**WHAT YOU HAVE TO DO:** Return the material exactly as supplied, apart from the pictures, which are omitted.
>> start SUPPLIED INFORMATION
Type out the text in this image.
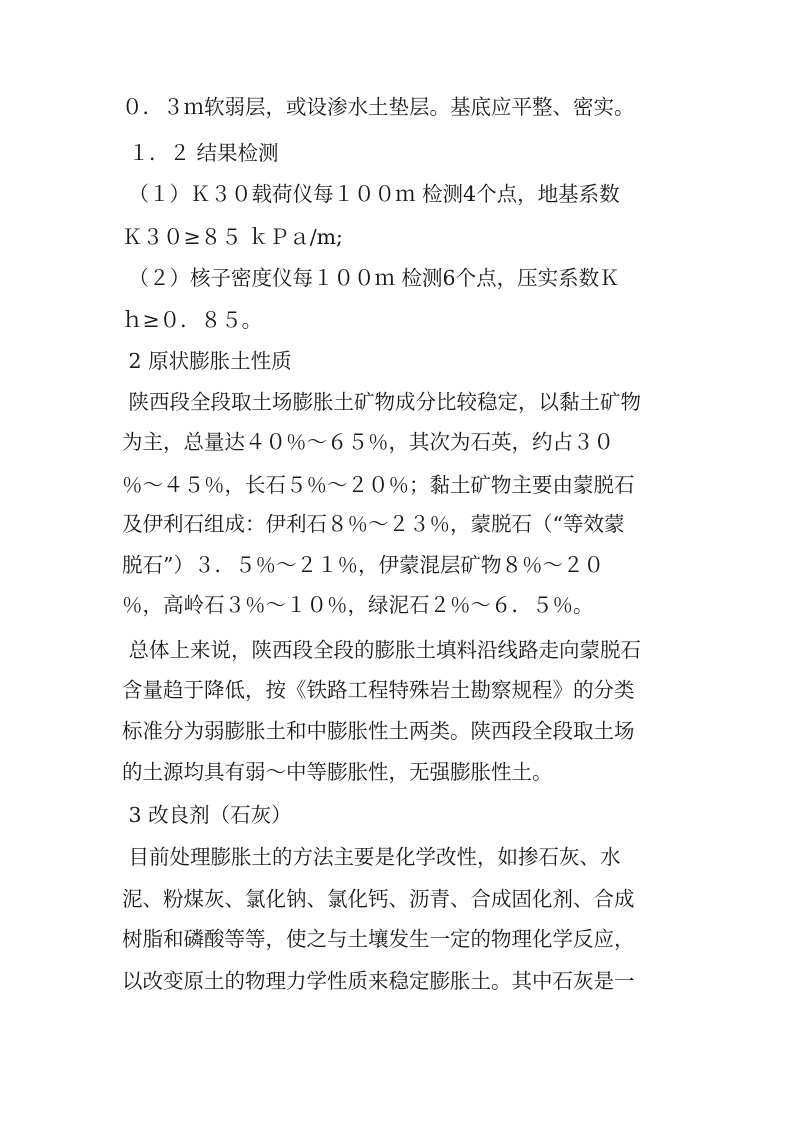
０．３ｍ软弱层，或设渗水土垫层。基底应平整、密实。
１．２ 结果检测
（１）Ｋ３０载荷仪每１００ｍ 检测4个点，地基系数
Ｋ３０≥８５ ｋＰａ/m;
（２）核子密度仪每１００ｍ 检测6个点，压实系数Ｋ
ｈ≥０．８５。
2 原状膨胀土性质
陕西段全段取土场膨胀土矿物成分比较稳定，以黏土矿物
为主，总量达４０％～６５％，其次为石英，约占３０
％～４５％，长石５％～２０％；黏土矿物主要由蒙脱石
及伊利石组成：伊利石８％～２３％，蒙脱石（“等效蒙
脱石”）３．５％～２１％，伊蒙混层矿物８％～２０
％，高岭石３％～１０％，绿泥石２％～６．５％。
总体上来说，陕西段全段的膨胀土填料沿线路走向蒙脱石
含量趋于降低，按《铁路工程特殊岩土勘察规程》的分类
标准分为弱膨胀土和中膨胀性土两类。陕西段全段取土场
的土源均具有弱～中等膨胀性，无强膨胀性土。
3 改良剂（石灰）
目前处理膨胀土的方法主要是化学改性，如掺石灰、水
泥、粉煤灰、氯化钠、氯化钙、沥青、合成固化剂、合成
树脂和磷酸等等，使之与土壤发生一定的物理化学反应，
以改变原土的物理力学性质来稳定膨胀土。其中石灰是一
>> end SUPPLIED INFORMATION
**ANSWER BELOW:**
Type out the text in this image.
０．３ｍ软弱层，或设渗水土垫层。基底应平整、密实。
１．２ 结果检测
（１）Ｋ３０载荷仪每１００ｍ 检测4个点，地基系数
Ｋ３０≥８５ ｋＰａ/m;
（２）核子密度仪每１００ｍ 检测6个点，压实系数Ｋ
ｈ≥０．８５。
2 原状膨胀土性质
陕西段全段取土场膨胀土矿物成分比较稳定，以黏土矿物
为主，总量达４０％～６５％，其次为石英，约占３０
％～４５％，长石５％～２０％；黏土矿物主要由蒙脱石
及伊利石组成：伊利石８％～２３％，蒙脱石（“等效蒙
脱石”）３．５％～２１％，伊蒙混层矿物８％～２０
％，高岭石３％～１０％，绿泥石２％～６．５％。
总体上来说，陕西段全段的膨胀土填料沿线路走向蒙脱石
含量趋于降低，按《铁路工程特殊岩土勘察规程》的分类
标准分为弱膨胀土和中膨胀性土两类。陕西段全段取土场
的土源均具有弱～中等膨胀性，无强膨胀性土。
3 改良剂（石灰）
目前处理膨胀土的方法主要是化学改性，如掺石灰、水
泥、粉煤灰、氯化钠、氯化钙、沥青、合成固化剂、合成
树脂和磷酸等等，使之与土壤发生一定的物理化学反应，
以改变原土的物理力学性质来稳定膨胀土。其中石灰是一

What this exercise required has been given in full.